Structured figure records

■ ■ ■

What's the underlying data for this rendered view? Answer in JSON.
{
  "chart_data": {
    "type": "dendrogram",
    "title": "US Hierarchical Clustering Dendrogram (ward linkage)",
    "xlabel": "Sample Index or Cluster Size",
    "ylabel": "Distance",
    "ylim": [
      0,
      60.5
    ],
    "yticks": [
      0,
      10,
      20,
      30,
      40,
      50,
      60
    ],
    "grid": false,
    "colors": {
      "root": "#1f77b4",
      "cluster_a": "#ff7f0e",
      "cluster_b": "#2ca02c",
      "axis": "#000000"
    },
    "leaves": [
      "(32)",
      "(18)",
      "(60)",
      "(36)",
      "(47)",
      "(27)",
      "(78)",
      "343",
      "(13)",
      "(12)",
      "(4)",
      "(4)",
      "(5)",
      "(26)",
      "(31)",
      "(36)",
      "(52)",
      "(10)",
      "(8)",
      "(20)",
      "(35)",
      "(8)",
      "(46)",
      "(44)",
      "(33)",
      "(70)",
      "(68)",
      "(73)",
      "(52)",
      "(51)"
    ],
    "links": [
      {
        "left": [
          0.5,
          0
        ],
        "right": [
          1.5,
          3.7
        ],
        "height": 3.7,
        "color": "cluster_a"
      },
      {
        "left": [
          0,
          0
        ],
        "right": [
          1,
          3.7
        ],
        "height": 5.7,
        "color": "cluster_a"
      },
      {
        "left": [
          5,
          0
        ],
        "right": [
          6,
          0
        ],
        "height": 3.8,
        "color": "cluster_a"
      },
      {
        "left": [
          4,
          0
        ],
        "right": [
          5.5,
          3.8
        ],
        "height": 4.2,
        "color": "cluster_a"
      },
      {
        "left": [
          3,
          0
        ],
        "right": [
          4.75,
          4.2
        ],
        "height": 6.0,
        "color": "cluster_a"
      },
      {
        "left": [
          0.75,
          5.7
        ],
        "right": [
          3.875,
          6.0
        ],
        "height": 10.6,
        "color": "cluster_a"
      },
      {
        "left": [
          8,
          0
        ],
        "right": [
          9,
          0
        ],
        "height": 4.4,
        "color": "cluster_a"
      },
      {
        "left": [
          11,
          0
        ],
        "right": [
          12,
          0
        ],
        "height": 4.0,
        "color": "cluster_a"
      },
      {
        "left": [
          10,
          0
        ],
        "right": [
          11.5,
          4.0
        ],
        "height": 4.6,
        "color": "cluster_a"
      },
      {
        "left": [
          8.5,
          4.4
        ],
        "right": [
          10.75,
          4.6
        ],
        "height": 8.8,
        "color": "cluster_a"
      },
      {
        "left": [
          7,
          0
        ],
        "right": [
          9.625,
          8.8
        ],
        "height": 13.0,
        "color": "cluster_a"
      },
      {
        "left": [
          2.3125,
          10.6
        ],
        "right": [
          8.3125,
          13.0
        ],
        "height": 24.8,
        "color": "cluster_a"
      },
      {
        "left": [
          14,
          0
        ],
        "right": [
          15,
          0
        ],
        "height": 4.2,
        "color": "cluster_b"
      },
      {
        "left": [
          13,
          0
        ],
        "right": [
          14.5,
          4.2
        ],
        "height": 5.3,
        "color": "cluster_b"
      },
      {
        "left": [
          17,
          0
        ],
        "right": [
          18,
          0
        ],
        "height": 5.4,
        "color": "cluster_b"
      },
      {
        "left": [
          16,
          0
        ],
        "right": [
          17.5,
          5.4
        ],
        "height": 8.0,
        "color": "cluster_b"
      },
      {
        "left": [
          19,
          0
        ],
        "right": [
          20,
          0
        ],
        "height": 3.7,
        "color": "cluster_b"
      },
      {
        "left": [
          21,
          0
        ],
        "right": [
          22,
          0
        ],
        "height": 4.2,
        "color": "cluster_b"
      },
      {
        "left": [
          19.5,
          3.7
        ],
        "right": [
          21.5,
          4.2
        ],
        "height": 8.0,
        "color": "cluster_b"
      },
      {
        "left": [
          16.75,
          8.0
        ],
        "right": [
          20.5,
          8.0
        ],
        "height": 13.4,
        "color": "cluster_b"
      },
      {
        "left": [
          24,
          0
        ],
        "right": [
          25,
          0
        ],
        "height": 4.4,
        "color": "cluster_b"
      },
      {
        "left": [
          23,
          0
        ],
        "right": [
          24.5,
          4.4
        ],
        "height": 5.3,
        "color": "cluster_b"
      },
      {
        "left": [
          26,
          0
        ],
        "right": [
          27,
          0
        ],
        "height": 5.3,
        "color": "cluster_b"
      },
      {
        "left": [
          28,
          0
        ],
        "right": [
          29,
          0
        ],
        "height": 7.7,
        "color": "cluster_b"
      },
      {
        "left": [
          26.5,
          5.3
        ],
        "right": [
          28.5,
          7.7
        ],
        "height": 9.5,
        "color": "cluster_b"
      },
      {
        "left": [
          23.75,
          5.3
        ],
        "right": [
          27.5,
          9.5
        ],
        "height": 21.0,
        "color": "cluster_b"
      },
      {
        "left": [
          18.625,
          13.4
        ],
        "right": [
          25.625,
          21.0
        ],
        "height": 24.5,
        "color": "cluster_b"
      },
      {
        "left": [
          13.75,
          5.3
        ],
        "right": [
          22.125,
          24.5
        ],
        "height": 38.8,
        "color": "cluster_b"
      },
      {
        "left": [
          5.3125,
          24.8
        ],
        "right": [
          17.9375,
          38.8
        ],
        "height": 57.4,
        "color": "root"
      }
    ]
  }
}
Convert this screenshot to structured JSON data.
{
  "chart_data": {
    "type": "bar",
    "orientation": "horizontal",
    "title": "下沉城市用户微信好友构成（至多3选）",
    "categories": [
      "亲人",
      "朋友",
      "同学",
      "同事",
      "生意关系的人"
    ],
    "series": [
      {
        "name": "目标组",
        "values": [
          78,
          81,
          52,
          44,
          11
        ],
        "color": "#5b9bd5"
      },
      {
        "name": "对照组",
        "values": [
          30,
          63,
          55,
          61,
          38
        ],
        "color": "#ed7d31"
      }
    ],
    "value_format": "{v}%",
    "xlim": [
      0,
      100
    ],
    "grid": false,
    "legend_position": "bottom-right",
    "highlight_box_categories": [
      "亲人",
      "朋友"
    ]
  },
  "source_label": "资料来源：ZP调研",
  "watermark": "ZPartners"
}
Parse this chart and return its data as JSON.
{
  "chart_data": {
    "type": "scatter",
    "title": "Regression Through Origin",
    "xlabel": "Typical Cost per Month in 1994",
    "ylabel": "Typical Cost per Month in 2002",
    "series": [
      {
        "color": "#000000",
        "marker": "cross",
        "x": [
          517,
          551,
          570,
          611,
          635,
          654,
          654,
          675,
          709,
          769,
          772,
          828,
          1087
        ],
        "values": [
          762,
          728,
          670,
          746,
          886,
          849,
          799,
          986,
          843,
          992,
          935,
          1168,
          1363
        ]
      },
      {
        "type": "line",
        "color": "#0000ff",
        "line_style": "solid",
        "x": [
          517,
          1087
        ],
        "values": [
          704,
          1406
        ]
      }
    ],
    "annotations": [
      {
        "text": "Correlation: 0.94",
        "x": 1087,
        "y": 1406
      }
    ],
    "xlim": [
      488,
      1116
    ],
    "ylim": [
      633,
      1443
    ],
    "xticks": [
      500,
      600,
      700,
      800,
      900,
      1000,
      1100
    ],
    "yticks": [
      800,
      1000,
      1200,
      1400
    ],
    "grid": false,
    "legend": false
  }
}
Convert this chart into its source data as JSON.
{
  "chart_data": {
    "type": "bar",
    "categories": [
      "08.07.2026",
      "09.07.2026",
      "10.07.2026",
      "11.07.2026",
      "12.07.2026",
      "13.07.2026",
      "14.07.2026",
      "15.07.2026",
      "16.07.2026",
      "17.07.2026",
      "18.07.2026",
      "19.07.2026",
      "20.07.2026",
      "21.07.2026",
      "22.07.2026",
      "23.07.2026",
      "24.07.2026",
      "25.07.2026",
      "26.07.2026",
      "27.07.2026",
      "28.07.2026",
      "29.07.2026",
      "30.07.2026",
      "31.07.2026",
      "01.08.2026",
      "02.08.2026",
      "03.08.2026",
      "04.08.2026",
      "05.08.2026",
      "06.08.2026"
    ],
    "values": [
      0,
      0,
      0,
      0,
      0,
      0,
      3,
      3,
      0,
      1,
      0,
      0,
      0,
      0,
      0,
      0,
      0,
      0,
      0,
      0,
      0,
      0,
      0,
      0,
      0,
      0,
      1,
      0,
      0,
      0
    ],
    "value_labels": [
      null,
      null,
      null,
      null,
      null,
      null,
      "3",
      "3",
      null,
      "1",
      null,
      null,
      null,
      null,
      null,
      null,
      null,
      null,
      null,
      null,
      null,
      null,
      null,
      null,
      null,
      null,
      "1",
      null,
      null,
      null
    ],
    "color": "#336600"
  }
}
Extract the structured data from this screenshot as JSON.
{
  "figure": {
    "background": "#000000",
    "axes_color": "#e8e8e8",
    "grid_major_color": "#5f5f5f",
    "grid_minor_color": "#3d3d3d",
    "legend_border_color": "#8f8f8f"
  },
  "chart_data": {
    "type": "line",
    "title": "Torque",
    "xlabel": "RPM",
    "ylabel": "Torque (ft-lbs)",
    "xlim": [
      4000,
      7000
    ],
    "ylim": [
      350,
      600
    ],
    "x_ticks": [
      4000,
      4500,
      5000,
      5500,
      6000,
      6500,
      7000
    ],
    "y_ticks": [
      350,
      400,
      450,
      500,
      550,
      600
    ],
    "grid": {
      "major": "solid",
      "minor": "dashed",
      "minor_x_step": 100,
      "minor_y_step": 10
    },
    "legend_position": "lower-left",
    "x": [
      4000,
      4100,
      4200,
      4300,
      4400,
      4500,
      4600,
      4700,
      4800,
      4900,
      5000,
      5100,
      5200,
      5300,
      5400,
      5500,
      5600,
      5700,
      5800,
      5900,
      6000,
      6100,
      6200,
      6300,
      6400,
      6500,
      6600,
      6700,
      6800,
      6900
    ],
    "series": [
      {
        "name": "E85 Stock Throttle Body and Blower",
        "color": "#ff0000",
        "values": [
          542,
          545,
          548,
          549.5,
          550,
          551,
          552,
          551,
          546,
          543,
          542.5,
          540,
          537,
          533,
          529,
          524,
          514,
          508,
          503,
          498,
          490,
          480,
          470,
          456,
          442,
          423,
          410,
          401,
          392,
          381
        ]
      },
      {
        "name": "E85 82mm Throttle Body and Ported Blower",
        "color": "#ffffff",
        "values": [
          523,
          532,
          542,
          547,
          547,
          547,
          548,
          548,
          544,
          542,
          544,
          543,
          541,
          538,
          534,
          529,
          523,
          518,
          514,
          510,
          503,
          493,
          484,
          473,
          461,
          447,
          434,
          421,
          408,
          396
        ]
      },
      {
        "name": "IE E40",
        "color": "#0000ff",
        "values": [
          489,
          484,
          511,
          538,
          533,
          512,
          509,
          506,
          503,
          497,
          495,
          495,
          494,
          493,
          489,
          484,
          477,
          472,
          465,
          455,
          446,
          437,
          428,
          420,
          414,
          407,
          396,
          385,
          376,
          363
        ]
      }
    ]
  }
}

■ ■ ■

Scan the data for the word "Convert" and copy every line where it shows up.

→ Written answer:
Convert this screenshot to structured JSON data.
Convert this chart into its source data as JSON.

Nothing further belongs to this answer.